**Exercise objective**
Reproduce the listing below without any change.

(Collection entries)
········

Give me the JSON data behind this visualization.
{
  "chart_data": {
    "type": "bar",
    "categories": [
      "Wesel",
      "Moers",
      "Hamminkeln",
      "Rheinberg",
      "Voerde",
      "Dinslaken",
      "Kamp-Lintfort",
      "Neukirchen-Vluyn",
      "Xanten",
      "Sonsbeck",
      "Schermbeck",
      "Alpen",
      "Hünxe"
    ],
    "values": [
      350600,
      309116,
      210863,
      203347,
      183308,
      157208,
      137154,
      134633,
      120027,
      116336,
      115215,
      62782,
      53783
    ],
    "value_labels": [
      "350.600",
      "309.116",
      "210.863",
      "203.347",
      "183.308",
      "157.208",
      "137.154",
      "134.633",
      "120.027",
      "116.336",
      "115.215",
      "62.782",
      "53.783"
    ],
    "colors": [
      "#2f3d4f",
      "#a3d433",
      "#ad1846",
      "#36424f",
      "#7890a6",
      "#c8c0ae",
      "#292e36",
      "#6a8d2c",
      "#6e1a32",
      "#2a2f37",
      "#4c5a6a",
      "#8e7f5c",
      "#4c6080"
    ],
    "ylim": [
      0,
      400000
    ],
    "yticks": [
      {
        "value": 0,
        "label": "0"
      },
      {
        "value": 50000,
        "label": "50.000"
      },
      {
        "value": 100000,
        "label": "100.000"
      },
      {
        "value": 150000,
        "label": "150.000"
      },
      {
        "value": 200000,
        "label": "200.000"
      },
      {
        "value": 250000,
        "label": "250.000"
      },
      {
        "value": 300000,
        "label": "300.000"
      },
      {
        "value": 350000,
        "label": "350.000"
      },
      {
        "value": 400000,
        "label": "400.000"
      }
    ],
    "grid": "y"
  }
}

········

**Output below**
Give me the JSON data behind this visualization.
{
  "chart_data": {
    "type": "bar",
    "categories": [
      "Wesel",
      "Moers",
      "Hamminkeln",
      "Rheinberg",
      "Voerde",
      "Dinslaken",
      "Kamp-Lintfort",
      "Neukirchen-Vluyn",
      "Xanten",
      "Sonsbeck",
      "Schermbeck",
      "Alpen",
      "Hünxe"
    ],
    "values": [
      350600,
      309116,
      210863,
      203347,
      183308,
      157208,
      137154,
      134633,
      120027,
      116336,
      115215,
      62782,
      53783
    ],
    "value_labels": [
      "350.600",
      "309.116",
      "210.863",
      "203.347",
      "183.308",
      "157.208",
      "137.154",
      "134.633",
      "120.027",
      "116.336",
      "115.215",
      "62.782",
      "53.783"
    ],
    "colors": [
      "#2f3d4f",
      "#a3d433",
      "#ad1846",
      "#36424f",
      "#7890a6",
      "#c8c0ae",
      "#292e36",
      "#6a8d2c",
      "#6e1a32",
      "#2a2f37",
      "#4c5a6a",
      "#8e7f5c",
      "#4c6080"
    ],
    "ylim": [
      0,
      400000
    ],
    "yticks": [
      {
        "value": 0,
        "label": "0"
      },
      {
        "value": 50000,
        "label": "50.000"
      },
      {
        "value": 100000,
        "label": "100.000"
      },
      {
        "value": 150000,
        "label": "150.000"
      },
      {
        "value": 200000,
        "label": "200.000"
      },
      {
        "value": 250000,
        "label": "250.000"
      },
      {
        "value": 300000,
        "label": "300.000"
      },
      {
        "value": 350000,
        "label": "350.000"
      },
      {
        "value": 400000,
        "label": "400.000"
      }
    ],
    "grid": "y"
  }
}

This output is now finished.